• _WHAT TO DO_
Type out the records that follow, exactly as given.
********
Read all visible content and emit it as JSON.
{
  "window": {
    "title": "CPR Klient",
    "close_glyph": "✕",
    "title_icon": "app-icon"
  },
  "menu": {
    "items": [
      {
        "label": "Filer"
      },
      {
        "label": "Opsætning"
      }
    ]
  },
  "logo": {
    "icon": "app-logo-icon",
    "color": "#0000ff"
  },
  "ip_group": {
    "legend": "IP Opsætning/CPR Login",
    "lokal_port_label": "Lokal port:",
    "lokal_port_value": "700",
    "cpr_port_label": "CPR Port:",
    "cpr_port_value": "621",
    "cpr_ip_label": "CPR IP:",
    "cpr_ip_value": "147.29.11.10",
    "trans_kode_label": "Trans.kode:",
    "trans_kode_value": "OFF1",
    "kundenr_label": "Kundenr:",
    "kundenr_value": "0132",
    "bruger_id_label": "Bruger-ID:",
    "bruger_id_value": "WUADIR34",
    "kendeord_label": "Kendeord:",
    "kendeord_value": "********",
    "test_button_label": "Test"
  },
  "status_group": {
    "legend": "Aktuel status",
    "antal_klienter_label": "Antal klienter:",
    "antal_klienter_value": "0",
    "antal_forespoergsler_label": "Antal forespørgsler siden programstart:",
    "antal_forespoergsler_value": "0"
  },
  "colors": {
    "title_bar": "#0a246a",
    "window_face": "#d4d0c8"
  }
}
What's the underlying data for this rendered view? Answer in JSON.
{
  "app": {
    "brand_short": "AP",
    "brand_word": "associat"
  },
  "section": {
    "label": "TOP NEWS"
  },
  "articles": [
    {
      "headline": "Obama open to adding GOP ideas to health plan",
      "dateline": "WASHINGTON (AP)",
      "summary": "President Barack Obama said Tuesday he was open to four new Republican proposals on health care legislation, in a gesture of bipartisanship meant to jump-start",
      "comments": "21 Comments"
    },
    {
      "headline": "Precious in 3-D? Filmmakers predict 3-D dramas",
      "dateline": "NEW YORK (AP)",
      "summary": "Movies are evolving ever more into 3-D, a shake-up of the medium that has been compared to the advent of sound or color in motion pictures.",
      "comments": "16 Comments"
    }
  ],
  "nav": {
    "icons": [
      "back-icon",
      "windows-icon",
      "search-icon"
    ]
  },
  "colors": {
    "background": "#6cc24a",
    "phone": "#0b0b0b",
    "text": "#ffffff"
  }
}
********
• _TASK SOLUTION_
Read all visible content and emit it as JSON.
{
  "window": {
    "title": "CPR Klient",
    "close_glyph": "✕",
    "title_icon": "app-icon"
  },
  "menu": {
    "items": [
      {
        "label": "Filer"
      },
      {
        "label": "Opsætning"
      }
    ]
  },
  "logo": {
    "icon": "app-logo-icon",
    "color": "#0000ff"
  },
  "ip_group": {
    "legend": "IP Opsætning/CPR Login",
    "lokal_port_label": "Lokal port:",
    "lokal_port_value": "700",
    "cpr_port_label": "CPR Port:",
    "cpr_port_value": "621",
    "cpr_ip_label": "CPR IP:",
    "cpr_ip_value": "147.29.11.10",
    "trans_kode_label": "Trans.kode:",
    "trans_kode_value": "OFF1",
    "kundenr_label": "Kundenr:",
    "kundenr_value": "0132",
    "bruger_id_label": "Bruger-ID:",
    "bruger_id_value": "WUADIR34",
    "kendeord_label": "Kendeord:",
    "kendeord_value": "********",
    "test_button_label": "Test"
  },
  "status_group": {
    "legend": "Aktuel status",
    "antal_klienter_label": "Antal klienter:",
    "antal_klienter_value": "0",
    "antal_forespoergsler_label": "Antal forespørgsler siden programstart:",
    "antal_forespoergsler_value": "0"
  },
  "colors": {
    "title_bar": "#0a246a",
    "window_face": "#d4d0c8"
  }
}
What's the underlying data for this rendered view? Answer in JSON.
{
  "app": {
    "brand_short": "AP",
    "brand_word": "associat"
  },
  "section": {
    "label": "TOP NEWS"
  },
  "articles": [
    {
      "headline": "Obama open to adding GOP ideas to health plan",
      "dateline": "WASHINGTON (AP)",
      "summary": "President Barack Obama said Tuesday he was open to four new Republican proposals on health care legislation, in a gesture of bipartisanship meant to jump-start",
      "comments": "21 Comments"
    },
    {
      "headline": "Precious in 3-D? Filmmakers predict 3-D dramas",
      "dateline": "NEW YORK (AP)",
      "summary": "Movies are evolving ever more into 3-D, a shake-up of the medium that has been compared to the advent of sound or color in motion pictures.",
      "comments": "16 Comments"
    }
  ],
  "nav": {
    "icons": [
      "back-icon",
      "windows-icon",
      "search-icon"
    ]
  },
  "colors": {
    "background": "#6cc24a",
    "phone": "#0b0b0b",
    "text": "#ffffff"
  }
}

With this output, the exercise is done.